▶ **Text excerpt**
───
A. We are expected by the end of the year to produce 3.4 million barrels per day, which implies an increase of 300,000 b/d. For 2009, we plan to have a production capacity of 5 million b/d.
Q. Where would it come from?
A. The really important production opportunities here will come from the Orinoco Belt. That's why we've opened discussions with our partners about how additional production can take place under the new law. As ChevronTexaco recently pointed out, there is no exploration risk -- if you drill a well you find crude within three days. The Orinoco Belt is the most important petroleum reserve on the planet. We have adjudicated 5% of the total production capacity that the area has. We are going to see very immediate results in the Orinoco because nearly all of our commercial partners have approached us about it.
───
▶ **Entries provided**
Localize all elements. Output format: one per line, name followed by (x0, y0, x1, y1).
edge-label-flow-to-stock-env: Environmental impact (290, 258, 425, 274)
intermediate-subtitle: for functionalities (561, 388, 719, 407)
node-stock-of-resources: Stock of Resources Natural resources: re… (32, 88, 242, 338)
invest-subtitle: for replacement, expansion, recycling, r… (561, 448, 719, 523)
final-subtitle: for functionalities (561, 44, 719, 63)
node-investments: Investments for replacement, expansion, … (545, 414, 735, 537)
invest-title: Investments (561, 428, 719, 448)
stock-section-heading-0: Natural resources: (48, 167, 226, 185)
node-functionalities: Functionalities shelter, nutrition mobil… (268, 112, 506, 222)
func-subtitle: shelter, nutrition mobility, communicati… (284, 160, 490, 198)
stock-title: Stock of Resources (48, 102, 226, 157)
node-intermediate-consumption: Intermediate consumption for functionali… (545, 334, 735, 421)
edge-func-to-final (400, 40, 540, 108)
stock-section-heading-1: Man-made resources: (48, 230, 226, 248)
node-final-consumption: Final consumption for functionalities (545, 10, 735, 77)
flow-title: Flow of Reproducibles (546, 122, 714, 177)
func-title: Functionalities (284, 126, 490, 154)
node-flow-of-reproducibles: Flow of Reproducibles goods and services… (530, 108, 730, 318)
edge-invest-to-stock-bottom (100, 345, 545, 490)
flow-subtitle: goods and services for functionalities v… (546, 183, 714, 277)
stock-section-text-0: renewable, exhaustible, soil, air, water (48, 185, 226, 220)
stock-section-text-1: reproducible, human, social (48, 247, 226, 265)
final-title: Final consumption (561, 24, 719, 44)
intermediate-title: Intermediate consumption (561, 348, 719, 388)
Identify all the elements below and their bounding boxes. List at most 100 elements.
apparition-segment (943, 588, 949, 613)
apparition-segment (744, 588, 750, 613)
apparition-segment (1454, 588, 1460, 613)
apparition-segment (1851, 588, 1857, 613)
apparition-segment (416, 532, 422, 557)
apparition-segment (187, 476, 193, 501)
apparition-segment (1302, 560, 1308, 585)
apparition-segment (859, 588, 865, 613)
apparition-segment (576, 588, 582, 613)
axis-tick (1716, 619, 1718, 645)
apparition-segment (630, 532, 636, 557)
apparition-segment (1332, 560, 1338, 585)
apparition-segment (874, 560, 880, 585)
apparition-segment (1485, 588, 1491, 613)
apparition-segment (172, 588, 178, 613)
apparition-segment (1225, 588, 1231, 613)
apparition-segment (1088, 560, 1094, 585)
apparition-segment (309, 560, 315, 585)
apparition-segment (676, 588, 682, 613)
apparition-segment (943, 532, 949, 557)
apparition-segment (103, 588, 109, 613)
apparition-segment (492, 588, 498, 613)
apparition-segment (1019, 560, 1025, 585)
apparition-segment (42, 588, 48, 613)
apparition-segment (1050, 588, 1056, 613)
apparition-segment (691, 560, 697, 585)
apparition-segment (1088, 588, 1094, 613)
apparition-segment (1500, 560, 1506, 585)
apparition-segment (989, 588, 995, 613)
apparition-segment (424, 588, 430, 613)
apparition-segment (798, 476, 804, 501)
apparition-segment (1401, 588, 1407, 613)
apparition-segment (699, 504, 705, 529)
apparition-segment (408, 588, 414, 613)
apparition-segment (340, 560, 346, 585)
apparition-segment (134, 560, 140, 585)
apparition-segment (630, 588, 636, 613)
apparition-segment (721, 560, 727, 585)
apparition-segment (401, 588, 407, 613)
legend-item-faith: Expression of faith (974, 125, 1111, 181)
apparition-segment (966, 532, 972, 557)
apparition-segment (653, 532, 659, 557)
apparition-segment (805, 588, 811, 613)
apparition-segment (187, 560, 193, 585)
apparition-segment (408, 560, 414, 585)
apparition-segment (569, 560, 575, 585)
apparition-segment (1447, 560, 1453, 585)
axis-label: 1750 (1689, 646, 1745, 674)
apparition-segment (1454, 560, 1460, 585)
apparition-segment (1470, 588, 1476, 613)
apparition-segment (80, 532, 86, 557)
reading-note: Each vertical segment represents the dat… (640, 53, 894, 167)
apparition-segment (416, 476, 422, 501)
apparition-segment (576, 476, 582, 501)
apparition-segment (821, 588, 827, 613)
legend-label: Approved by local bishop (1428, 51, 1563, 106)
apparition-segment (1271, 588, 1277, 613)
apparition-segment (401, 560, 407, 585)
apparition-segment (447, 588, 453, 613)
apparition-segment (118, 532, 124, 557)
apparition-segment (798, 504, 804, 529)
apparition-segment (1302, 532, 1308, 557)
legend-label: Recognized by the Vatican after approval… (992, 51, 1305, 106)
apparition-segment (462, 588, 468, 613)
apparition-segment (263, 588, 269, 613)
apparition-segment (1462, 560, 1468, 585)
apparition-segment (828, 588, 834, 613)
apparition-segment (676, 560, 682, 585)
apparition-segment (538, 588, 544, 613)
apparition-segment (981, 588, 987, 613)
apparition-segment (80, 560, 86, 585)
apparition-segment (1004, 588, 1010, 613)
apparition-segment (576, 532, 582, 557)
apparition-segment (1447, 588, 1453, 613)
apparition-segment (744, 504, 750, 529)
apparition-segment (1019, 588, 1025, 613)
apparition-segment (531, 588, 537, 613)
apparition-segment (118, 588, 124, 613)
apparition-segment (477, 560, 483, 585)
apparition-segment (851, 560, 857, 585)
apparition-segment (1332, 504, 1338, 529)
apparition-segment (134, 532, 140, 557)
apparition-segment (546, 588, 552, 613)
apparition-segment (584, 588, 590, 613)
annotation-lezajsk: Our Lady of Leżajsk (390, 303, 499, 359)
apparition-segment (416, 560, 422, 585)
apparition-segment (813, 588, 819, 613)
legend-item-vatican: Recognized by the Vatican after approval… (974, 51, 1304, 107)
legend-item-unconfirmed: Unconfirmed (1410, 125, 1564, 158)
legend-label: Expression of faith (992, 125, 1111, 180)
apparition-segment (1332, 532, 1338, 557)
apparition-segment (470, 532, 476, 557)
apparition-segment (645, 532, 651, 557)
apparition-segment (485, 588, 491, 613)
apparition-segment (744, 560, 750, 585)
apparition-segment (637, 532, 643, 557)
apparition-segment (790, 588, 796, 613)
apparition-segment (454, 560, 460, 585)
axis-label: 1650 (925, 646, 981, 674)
───
Set down the entire interview excerpt on oil production in the Orinoco Belt, word for word.

A. We are expected by the end of the year to produce 3.4 million barrels per day, which implies an increase of 300,000 b/d. For 2009, we plan to have a production capacity of 5 million b/d.
Q. Where would it come from?
A. The really important production opportunities here will come from the Orinoco Belt. That's why we've opened discussions with our partners about how additional production can take place under the new law. As ChevronTexaco recently pointed out, there is no exploration risk -- if you drill a well you find crude within three days. The Orinoco Belt is the most important petroleum reserve on the planet. We have adjudicated 5% of the total production capacity that the area has. We are going to see very immediate results in the Orinoco because nearly all of our commercial partners have approached us about it.